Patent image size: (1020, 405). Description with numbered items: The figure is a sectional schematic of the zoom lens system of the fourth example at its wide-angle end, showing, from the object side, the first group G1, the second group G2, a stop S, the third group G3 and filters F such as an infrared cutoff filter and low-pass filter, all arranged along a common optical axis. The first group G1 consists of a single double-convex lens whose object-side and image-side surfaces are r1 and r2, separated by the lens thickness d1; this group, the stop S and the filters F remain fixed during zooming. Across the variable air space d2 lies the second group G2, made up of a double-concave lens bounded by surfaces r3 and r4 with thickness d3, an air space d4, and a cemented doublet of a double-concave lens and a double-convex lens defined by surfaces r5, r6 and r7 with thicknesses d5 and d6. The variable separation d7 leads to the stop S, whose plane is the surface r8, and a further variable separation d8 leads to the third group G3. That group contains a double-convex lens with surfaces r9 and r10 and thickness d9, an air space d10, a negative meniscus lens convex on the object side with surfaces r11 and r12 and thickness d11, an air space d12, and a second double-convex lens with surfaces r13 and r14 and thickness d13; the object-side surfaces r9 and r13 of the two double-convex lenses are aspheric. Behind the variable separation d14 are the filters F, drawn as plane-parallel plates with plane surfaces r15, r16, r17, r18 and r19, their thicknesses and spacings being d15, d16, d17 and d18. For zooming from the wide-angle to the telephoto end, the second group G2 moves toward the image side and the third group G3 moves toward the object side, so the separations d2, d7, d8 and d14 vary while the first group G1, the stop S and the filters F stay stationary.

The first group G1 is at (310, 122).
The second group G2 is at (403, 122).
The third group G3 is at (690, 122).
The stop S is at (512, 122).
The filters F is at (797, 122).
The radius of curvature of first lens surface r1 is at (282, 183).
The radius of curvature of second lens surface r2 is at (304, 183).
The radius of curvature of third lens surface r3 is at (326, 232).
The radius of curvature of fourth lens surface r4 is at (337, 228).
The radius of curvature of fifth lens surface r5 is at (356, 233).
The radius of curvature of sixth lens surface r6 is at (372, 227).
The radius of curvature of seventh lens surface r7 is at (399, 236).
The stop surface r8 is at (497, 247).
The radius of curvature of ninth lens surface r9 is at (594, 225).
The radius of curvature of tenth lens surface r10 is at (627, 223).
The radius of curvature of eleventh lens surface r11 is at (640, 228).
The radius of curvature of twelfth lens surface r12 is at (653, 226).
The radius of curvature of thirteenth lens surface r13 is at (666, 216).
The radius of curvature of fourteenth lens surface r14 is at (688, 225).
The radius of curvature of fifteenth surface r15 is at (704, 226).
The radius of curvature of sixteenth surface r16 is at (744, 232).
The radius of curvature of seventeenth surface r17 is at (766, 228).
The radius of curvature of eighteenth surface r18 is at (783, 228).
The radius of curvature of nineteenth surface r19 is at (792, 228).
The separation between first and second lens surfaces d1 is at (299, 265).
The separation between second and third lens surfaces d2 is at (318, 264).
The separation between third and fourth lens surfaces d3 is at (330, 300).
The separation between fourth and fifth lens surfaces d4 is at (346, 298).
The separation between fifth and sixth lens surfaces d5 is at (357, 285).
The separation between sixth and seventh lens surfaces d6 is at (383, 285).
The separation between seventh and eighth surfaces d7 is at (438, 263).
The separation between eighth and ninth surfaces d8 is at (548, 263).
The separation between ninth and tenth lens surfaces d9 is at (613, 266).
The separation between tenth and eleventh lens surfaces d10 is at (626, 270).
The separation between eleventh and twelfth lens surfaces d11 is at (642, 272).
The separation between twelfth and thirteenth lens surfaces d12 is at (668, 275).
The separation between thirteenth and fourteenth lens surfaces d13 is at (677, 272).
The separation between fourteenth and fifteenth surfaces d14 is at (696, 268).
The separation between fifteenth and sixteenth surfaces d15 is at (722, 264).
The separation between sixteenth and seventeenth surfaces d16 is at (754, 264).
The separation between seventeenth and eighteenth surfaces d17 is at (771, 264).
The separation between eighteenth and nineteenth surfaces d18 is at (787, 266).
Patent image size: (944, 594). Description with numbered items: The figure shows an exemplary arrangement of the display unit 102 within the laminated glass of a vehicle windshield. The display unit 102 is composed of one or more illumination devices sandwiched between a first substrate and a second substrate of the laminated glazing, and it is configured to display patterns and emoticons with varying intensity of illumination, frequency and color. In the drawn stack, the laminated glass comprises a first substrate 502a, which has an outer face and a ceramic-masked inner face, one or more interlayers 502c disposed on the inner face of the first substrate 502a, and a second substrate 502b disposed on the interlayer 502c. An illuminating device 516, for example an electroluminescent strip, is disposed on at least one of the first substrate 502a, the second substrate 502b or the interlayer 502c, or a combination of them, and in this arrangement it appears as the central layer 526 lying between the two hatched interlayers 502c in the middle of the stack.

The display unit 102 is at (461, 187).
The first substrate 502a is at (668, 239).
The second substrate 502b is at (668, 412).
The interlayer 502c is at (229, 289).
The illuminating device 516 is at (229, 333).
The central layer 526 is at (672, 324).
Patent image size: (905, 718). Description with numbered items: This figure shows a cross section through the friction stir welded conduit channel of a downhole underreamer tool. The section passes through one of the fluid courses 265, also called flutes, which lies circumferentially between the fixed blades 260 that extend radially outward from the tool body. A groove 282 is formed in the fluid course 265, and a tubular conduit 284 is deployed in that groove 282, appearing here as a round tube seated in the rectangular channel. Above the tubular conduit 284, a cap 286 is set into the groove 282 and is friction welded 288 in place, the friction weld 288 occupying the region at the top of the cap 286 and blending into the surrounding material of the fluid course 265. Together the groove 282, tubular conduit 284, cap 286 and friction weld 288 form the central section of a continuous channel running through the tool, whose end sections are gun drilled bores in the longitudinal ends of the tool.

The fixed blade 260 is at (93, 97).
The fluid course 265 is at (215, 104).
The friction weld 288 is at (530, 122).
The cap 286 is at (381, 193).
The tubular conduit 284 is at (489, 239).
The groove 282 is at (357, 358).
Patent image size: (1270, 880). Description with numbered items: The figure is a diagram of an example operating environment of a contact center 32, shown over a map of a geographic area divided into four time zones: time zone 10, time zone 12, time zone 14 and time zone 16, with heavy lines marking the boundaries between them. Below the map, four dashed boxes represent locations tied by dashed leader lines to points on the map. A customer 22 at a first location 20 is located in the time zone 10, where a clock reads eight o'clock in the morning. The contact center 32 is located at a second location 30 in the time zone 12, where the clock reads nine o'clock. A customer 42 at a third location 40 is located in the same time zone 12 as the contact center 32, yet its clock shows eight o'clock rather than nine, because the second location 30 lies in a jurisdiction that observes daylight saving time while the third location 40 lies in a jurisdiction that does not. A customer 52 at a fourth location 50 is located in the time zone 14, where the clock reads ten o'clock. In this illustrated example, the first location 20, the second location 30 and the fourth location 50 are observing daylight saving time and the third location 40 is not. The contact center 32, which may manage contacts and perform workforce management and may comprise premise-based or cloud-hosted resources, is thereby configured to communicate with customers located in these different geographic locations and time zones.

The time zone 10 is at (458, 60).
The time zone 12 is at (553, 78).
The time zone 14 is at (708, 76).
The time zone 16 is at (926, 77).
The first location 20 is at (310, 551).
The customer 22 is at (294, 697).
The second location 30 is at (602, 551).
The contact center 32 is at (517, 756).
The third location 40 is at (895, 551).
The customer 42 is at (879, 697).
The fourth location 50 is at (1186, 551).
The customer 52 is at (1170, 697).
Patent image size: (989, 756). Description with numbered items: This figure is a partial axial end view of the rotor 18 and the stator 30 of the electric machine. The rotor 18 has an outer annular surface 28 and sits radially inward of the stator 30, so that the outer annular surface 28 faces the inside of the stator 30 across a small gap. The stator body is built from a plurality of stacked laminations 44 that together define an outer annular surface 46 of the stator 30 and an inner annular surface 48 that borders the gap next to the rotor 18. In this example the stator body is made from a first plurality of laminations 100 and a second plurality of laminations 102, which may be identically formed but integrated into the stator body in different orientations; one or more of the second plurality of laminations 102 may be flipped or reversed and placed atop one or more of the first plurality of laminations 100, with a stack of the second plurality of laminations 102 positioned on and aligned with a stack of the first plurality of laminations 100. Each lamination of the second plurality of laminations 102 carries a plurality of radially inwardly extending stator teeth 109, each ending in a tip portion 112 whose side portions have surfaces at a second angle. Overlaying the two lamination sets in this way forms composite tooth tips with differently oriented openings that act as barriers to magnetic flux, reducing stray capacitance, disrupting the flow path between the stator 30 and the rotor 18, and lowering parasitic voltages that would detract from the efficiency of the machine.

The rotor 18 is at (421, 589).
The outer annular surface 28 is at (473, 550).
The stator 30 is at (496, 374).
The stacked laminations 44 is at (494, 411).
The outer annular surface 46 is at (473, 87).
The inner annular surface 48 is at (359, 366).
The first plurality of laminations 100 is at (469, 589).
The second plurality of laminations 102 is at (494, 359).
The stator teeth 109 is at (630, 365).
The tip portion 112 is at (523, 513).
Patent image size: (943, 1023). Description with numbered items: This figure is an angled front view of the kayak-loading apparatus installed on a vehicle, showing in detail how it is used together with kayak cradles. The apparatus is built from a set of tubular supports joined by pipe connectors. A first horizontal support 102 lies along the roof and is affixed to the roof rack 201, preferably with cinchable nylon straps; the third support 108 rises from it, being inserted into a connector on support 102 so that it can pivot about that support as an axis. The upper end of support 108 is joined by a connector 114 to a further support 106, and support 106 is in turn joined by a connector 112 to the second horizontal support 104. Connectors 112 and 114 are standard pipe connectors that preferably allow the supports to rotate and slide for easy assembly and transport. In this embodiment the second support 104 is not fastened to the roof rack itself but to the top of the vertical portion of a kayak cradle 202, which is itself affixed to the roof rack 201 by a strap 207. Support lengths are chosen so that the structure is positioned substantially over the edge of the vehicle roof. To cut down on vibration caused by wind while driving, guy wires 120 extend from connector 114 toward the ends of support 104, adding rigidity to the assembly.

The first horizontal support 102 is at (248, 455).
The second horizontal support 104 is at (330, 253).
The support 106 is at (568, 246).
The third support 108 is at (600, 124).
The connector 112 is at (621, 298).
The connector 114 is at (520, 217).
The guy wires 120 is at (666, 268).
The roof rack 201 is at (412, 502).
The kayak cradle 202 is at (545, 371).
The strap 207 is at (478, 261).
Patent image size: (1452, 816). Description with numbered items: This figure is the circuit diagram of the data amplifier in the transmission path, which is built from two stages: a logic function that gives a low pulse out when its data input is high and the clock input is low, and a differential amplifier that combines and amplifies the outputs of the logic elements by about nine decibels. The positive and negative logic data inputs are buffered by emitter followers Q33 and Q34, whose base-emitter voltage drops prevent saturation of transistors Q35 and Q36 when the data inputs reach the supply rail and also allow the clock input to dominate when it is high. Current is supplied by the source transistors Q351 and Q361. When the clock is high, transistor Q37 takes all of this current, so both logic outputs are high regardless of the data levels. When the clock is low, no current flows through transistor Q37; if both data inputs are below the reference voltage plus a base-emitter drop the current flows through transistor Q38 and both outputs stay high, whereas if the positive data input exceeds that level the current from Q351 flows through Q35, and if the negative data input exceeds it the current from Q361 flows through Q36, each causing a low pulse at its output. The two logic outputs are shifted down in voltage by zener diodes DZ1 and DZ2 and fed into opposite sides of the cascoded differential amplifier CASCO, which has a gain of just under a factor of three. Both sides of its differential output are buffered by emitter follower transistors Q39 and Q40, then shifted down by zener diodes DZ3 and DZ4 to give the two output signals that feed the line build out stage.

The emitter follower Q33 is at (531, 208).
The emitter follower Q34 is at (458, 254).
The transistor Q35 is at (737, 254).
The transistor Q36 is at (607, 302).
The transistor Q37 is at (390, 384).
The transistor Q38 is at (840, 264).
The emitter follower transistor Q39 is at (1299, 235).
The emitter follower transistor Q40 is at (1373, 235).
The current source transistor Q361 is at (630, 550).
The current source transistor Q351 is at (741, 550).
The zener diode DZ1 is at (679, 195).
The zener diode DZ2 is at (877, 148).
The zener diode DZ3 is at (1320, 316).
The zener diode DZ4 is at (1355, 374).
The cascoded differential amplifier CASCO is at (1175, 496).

┄┄┄┄┄┄┄┄┄┄

▸ DESCRIPTION OF THE TASK
Rewrite the lines of the records starting with the line that contains "Patent image size: (905, 718)." and going on through the line that contains "The groove 282 is at (357, 358).", replacing "underreamer" with "under-reamer" and leaving everything else unchanged.

▸ WORKED ANSWER
Patent image size: (905, 718). Description with numbered items: This figure shows a cross section through the friction stir welded conduit channel of a downhole under-reamer tool. The section passes through one of the fluid courses 265, also called flutes, which lies circumferentially between the fixed blades 260 that extend radially outward from the tool body. A groove 282 is formed in the fluid course 265, and a tubular conduit 284 is deployed in that groove 282, appearing here as a round tube seated in the rectangular channel. Above the tubular conduit 284, a cap 286 is set into the groove 282 and is friction welded 288 in place, the friction weld 288 occupying the region at the top of the cap 286 and blending into the surrounding material of the fluid course 265. Together the groove 282, tubular conduit 284, cap 286 and friction weld 288 form the central section of a continuous channel running through the tool, whose end sections are gun drilled bores in the longitudinal ends of the tool.

The fixed blade 260 is at (93, 97).
The fluid course 265 is at (215, 104).
The friction weld 288 is at (530, 122).
The cap 286 is at (381, 193).
The tubular conduit 284 is at (489, 239).
The groove 282 is at (357, 358).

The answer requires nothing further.